START SUPPLIED RECORDS

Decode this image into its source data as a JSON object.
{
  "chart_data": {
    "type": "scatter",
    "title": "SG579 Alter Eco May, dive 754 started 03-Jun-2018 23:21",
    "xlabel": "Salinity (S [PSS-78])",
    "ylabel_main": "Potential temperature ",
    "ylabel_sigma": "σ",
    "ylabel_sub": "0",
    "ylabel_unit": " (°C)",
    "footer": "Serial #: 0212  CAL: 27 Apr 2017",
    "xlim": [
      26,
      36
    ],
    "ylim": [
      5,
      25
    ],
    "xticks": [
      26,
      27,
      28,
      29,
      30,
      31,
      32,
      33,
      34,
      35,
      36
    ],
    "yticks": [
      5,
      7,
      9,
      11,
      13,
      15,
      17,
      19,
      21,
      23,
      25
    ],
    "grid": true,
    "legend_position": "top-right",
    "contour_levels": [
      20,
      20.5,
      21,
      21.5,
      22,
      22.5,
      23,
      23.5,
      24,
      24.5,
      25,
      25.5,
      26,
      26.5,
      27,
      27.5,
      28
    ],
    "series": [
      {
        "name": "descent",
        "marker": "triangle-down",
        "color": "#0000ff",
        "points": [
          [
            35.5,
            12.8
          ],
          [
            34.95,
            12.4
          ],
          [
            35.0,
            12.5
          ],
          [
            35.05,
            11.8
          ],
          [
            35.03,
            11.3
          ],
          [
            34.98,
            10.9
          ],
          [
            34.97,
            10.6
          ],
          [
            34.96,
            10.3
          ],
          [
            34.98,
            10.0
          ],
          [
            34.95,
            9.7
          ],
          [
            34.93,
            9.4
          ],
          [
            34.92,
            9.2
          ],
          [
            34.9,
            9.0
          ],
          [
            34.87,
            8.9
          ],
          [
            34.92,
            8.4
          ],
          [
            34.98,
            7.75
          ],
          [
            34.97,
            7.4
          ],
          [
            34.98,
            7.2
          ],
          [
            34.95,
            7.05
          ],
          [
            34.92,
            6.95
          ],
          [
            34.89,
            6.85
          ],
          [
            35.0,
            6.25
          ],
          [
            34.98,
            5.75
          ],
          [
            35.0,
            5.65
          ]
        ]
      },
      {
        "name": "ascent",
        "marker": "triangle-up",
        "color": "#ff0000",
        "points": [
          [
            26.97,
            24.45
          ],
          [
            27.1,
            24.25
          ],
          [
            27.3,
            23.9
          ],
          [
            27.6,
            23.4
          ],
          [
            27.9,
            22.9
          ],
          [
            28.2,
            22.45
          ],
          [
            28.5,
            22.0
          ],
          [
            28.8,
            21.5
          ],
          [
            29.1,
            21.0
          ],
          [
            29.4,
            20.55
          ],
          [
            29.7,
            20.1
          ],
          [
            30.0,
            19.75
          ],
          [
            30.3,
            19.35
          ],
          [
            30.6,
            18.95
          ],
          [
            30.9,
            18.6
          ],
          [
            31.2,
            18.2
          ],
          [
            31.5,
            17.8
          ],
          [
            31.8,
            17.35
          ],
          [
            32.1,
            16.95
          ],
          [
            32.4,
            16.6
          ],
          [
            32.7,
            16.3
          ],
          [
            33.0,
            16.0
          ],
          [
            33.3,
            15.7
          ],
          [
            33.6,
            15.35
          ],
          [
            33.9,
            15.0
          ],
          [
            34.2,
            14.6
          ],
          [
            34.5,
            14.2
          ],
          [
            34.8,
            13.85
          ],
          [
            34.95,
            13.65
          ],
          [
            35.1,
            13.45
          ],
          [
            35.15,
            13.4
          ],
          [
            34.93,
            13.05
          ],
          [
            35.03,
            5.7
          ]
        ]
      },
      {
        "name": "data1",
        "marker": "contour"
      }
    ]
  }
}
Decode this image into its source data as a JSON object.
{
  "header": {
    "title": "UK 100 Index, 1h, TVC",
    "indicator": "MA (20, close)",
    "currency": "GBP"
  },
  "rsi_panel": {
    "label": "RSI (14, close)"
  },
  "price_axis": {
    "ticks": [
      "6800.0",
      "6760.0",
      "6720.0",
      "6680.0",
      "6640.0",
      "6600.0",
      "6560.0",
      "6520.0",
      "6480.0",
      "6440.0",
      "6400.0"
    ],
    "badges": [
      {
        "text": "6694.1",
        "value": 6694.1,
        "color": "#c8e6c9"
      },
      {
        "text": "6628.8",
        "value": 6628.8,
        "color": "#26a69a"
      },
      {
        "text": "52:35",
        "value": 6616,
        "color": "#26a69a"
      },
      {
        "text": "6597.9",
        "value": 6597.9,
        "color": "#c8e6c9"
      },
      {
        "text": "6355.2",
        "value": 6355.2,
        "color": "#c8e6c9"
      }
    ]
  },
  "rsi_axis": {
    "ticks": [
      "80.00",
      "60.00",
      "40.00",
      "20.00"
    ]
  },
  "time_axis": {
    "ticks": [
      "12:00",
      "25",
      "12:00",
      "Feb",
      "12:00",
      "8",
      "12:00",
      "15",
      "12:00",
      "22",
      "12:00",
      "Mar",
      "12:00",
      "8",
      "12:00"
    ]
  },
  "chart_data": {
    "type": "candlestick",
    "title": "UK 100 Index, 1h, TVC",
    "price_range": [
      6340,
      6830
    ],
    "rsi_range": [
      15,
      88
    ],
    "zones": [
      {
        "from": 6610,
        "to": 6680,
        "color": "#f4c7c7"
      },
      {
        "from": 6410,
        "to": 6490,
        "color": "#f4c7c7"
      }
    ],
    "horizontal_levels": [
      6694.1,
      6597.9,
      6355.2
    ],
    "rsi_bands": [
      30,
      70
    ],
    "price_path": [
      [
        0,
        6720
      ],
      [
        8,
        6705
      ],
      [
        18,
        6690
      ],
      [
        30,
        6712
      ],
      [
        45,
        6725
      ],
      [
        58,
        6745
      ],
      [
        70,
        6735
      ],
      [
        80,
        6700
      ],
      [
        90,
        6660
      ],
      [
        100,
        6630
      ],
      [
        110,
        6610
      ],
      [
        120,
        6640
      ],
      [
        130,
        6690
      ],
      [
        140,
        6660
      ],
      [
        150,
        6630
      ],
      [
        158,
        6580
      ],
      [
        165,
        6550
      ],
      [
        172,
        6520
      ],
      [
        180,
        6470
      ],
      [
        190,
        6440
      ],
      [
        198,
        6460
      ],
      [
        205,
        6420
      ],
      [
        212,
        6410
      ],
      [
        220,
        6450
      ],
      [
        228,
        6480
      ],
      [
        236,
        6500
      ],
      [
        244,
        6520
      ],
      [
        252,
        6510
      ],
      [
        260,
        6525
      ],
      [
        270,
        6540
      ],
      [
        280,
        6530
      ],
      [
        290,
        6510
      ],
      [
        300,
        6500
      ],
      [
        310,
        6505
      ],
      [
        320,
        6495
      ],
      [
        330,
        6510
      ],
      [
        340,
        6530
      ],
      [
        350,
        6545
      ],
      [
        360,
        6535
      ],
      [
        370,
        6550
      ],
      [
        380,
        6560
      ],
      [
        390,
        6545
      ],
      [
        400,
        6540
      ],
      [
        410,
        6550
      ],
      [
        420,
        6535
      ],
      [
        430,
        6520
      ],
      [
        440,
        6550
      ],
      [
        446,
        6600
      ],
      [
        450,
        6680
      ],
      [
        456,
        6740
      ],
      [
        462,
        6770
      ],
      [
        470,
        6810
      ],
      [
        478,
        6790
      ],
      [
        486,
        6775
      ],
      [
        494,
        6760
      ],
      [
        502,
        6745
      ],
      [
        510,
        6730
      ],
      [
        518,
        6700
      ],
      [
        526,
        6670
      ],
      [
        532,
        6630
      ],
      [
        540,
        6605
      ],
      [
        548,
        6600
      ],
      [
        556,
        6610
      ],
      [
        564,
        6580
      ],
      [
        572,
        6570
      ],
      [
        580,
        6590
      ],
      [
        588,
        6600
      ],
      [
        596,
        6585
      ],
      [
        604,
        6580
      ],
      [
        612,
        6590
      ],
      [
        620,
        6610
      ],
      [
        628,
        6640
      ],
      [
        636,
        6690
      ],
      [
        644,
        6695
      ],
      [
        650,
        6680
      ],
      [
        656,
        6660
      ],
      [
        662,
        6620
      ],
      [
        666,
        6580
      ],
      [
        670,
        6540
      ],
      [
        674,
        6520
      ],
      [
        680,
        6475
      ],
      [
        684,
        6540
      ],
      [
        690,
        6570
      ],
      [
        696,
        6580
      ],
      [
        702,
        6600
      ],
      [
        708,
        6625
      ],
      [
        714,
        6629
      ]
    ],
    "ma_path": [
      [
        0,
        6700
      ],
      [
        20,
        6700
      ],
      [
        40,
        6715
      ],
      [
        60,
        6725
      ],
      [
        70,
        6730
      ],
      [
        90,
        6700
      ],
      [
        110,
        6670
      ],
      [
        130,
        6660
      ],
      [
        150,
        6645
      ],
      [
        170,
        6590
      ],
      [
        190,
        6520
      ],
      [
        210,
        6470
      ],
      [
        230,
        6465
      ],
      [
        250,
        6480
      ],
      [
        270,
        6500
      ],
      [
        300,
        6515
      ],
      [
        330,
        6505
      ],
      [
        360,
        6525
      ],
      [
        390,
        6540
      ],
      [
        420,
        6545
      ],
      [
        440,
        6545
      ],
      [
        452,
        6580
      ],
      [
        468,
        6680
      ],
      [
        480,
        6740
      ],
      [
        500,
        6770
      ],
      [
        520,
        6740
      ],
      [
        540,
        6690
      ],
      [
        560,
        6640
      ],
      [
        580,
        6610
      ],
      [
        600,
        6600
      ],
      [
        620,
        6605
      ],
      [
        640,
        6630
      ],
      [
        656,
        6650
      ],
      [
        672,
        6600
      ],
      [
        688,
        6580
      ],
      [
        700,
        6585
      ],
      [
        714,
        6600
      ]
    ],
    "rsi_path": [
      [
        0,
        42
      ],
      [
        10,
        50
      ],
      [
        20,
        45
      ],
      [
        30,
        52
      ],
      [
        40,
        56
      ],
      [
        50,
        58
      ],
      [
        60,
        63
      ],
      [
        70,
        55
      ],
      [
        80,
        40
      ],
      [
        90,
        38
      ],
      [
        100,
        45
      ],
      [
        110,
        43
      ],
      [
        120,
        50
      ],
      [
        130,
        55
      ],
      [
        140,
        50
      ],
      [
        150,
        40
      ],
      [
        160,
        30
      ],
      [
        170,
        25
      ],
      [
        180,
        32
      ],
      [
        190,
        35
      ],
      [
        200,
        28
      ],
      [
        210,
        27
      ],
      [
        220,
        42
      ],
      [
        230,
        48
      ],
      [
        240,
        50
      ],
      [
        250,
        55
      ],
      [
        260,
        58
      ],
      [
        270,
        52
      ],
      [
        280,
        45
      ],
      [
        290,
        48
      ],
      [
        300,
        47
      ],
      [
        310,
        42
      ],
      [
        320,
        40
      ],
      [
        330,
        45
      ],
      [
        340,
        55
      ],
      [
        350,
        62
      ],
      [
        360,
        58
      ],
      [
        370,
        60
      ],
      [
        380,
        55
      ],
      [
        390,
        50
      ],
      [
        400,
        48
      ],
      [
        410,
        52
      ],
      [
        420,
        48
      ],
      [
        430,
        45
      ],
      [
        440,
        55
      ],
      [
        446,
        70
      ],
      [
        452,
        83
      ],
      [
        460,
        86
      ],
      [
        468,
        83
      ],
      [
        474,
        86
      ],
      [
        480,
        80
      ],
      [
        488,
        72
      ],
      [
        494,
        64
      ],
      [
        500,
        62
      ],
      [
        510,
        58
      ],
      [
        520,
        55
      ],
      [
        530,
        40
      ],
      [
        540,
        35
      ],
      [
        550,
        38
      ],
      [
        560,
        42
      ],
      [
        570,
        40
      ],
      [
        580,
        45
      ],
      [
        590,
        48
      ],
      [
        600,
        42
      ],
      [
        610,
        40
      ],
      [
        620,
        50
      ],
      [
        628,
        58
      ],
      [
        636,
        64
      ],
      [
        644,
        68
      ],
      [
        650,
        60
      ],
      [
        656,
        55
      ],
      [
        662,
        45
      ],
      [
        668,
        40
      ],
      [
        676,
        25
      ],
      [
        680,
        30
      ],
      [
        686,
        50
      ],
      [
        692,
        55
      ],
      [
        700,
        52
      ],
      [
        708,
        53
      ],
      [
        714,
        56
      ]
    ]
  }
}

END SUPPLIED RECORDS

## JOB:
In the records above, how many lines include the string "marker"? Answer with only the number.

## REPLY:
3